(Saved data entries)
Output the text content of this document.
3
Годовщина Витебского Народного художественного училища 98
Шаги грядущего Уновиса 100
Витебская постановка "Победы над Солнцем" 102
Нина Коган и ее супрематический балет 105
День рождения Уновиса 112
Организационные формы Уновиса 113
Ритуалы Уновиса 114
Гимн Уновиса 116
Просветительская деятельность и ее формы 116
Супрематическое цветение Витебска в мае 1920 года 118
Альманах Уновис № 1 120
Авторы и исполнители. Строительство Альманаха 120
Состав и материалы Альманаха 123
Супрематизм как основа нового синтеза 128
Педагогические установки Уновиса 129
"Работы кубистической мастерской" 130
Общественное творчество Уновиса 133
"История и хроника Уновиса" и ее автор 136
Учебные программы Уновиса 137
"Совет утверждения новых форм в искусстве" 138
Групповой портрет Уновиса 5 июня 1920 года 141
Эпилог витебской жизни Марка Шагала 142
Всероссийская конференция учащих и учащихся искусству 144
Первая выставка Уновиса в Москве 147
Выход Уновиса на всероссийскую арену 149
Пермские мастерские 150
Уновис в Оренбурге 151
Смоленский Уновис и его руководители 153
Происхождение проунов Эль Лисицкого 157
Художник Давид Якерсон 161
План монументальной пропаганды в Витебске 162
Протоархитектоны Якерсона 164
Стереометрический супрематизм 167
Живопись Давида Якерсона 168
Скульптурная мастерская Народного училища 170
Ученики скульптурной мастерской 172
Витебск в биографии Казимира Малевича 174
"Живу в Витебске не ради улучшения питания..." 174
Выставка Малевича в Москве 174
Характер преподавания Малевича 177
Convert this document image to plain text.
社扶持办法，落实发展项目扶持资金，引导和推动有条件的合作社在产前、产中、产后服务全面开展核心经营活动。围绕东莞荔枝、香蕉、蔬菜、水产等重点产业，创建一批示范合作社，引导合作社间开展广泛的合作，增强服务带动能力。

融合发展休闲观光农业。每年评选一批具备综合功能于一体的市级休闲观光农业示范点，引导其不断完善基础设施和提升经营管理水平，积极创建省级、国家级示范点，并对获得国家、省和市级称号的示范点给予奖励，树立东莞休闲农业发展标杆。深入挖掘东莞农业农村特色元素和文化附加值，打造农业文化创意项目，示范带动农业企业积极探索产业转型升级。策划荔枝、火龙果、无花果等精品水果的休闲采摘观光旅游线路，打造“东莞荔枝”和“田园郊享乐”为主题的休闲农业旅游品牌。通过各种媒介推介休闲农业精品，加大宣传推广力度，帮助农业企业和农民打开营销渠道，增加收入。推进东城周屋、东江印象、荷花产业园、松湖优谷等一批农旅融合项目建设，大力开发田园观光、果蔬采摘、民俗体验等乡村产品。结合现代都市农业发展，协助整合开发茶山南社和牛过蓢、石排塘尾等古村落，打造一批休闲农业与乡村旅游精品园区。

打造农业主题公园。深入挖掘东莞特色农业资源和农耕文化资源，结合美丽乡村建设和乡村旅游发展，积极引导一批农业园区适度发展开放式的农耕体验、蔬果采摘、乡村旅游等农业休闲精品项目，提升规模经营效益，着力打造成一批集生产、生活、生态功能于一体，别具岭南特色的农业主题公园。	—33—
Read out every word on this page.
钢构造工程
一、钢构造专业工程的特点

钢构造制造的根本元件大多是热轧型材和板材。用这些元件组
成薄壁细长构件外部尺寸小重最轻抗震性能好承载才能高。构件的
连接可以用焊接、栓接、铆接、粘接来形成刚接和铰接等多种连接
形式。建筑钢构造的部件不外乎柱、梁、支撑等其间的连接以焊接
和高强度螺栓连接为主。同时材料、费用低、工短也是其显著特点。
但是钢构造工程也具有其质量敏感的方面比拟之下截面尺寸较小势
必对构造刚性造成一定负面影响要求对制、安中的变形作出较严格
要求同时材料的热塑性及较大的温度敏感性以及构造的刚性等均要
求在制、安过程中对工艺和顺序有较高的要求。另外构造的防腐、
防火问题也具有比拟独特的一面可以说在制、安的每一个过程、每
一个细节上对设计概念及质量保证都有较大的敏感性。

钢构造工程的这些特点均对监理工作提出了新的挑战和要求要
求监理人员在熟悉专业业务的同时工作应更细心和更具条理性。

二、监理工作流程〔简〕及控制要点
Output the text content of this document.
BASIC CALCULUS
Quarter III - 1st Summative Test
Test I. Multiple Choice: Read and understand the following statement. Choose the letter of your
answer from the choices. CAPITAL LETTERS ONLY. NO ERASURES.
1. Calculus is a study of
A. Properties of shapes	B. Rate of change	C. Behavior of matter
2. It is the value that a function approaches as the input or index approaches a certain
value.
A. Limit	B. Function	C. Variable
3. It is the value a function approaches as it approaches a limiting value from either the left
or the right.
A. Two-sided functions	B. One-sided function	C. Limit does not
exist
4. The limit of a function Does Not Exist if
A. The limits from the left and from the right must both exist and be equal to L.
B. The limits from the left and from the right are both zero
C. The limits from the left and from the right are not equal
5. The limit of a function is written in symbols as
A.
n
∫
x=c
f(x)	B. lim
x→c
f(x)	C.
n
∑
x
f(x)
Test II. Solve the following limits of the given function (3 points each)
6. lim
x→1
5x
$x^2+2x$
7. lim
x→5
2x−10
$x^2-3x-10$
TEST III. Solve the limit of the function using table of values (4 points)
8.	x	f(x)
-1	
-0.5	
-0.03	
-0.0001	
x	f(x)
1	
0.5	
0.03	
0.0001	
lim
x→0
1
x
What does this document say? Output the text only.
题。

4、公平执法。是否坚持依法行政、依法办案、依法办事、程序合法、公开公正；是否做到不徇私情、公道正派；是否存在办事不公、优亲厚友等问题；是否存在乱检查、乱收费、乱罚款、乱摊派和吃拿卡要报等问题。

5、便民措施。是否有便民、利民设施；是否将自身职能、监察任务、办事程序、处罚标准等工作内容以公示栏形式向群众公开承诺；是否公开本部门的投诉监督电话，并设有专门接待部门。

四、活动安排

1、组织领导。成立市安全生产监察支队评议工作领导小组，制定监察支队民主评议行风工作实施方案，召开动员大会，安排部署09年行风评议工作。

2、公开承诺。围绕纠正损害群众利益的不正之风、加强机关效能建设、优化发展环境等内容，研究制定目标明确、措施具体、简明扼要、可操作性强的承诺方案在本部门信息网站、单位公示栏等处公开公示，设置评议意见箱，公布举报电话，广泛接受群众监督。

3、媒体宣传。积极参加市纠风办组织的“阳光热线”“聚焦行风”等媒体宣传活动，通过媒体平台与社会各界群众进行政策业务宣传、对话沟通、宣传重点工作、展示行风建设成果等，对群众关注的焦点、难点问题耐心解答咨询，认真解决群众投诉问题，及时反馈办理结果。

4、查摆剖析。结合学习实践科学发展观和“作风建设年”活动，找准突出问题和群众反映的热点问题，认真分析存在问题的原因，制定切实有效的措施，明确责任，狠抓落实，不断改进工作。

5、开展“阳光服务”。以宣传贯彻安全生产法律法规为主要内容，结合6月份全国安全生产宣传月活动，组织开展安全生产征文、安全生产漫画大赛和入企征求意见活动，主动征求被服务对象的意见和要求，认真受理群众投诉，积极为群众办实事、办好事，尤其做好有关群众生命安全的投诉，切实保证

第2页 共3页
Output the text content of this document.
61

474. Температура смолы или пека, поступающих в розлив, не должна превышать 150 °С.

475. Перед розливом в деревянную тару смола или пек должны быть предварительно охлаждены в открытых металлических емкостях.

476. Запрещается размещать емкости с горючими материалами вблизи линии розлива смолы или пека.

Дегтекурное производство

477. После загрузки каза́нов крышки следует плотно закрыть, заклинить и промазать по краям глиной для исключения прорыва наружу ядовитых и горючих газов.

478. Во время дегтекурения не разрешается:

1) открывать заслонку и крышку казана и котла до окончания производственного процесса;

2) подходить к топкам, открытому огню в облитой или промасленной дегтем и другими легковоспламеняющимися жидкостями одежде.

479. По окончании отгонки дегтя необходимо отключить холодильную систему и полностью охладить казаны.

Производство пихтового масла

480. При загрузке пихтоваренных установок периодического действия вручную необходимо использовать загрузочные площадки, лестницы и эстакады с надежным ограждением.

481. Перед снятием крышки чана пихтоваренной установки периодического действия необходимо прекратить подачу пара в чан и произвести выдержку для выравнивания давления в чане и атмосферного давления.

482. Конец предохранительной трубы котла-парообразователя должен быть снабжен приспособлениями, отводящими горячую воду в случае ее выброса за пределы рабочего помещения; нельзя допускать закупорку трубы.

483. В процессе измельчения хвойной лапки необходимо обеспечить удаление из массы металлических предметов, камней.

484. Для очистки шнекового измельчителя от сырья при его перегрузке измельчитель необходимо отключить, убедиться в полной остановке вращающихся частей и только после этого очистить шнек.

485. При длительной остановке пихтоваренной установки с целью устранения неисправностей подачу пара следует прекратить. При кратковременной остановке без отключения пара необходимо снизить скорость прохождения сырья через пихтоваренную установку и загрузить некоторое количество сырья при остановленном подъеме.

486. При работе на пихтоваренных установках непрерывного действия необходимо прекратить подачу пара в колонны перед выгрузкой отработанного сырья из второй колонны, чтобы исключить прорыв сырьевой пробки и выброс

Requirements → Filter the records above and return every line that holds the word "right".

Task output →
or the right.
A. The limits from the left and from the right must both exist and be equal to L.
B. The limits from the left and from the right are both zero
C. The limits from the left and from the right are not equal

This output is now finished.